Requirements:
Pick out every line with the word "platepar" and copy it.

Data to process:
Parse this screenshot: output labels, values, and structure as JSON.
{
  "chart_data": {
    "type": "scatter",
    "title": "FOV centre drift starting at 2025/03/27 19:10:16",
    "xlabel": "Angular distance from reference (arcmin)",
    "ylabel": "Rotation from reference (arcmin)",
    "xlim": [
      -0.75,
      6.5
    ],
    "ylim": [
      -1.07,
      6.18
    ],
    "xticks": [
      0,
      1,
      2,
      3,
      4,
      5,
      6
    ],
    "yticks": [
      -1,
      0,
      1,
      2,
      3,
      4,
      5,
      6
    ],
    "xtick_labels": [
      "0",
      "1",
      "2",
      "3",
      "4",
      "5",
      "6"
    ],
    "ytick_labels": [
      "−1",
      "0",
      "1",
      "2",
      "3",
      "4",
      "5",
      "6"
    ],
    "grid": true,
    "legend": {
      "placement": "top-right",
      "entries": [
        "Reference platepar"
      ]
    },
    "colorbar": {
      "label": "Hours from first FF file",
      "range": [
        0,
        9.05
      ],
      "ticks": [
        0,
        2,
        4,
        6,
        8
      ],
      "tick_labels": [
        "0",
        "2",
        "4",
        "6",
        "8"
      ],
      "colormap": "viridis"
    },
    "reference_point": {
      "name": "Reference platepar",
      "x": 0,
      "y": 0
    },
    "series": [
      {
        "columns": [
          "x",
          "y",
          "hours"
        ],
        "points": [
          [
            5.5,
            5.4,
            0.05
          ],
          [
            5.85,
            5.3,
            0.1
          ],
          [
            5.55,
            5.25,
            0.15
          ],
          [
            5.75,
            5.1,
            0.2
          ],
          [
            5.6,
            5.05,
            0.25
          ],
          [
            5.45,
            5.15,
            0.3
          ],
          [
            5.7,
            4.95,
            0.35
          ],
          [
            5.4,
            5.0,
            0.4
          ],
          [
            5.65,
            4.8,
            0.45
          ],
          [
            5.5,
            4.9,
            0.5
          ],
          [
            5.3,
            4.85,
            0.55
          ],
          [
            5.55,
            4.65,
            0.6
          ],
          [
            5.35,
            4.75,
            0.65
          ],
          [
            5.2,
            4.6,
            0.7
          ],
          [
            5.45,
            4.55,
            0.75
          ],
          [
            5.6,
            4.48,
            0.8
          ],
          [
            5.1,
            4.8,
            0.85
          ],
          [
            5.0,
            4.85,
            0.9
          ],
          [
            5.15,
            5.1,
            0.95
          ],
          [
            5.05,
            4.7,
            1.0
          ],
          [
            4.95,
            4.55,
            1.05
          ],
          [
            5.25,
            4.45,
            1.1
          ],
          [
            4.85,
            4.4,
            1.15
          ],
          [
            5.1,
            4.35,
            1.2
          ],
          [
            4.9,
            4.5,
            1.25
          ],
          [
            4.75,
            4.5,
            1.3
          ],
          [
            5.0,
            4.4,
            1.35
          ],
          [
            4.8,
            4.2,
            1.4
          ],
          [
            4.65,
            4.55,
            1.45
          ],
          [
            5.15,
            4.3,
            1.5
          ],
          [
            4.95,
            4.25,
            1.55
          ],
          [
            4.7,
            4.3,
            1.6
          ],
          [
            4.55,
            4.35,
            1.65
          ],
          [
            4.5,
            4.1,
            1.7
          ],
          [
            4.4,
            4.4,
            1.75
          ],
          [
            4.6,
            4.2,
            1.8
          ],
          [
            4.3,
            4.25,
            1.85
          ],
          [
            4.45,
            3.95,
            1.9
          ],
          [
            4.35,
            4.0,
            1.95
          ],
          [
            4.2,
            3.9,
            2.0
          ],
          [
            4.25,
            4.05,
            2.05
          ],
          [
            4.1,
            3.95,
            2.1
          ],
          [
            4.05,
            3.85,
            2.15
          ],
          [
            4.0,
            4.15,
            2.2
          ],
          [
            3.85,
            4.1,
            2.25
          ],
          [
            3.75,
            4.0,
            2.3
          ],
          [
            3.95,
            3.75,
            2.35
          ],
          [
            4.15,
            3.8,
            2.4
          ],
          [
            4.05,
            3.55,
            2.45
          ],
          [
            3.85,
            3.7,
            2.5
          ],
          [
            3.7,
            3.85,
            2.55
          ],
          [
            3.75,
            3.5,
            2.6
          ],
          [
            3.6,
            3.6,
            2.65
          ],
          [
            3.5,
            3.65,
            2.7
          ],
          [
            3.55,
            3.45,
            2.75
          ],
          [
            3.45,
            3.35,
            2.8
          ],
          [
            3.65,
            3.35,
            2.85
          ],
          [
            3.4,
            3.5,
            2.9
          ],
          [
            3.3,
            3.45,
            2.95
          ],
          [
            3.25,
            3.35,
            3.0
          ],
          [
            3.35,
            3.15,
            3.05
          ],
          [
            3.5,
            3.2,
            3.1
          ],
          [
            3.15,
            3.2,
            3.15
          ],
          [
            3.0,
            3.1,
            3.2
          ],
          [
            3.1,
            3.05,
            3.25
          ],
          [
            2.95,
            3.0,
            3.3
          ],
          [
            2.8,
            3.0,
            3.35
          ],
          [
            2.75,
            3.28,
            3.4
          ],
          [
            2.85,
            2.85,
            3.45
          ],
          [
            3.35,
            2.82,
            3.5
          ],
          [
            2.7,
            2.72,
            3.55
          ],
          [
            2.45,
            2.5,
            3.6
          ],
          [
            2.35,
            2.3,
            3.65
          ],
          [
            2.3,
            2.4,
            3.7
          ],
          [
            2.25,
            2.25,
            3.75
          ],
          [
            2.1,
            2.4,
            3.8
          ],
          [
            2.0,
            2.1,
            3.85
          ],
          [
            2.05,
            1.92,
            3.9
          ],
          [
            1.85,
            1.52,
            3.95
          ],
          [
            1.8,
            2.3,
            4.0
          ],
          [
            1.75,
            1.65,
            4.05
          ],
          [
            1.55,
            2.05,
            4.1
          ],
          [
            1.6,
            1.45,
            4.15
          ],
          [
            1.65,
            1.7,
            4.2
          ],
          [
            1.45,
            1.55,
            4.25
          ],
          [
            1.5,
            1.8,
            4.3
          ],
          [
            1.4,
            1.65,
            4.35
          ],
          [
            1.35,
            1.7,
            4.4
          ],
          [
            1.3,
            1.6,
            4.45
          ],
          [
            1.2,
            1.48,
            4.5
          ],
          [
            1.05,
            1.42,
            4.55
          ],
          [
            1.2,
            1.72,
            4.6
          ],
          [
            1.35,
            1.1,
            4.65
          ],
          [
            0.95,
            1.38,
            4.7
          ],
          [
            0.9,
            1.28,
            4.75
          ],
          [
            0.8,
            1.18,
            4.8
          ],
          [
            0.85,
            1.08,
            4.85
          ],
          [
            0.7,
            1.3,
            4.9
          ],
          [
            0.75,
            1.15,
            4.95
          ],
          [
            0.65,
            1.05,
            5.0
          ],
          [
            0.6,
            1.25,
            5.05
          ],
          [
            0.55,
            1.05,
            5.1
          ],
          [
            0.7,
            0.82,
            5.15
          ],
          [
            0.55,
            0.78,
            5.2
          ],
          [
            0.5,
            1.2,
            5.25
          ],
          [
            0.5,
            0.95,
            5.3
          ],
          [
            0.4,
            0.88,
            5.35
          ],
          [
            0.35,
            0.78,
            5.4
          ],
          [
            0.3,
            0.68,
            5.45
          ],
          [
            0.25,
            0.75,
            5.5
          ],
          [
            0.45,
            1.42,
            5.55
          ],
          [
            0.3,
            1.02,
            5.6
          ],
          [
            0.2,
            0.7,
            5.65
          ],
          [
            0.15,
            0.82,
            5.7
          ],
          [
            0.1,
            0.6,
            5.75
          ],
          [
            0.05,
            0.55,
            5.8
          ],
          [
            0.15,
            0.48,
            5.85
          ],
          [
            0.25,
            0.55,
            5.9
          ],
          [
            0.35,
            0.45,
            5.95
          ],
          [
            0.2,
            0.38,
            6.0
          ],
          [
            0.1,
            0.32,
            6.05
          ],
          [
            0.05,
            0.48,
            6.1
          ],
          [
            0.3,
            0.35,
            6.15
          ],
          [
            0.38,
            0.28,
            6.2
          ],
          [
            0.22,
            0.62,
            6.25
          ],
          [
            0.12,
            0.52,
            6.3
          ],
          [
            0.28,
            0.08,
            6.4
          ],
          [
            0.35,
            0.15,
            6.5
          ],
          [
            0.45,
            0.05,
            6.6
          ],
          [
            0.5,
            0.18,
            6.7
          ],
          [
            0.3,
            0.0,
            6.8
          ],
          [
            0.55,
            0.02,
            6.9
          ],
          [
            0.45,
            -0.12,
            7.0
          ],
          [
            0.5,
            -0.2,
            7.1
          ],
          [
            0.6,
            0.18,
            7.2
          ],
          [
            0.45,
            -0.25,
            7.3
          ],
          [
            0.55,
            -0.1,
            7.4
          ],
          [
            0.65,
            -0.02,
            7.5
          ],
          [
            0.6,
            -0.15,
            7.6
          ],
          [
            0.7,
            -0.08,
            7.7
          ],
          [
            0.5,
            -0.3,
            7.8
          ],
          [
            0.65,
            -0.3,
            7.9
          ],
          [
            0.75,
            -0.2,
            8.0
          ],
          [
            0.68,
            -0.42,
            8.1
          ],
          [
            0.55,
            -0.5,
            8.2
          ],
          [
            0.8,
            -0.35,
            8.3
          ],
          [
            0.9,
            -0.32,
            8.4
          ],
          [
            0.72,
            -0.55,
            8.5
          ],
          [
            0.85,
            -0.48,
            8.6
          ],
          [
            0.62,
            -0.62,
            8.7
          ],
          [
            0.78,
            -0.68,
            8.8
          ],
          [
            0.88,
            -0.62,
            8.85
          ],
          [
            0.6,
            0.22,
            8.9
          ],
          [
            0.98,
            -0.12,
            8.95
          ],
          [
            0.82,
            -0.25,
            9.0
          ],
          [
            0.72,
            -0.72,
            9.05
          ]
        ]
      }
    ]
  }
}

Exercise result:
        "Reference platepar"
      "name": "Reference platepar",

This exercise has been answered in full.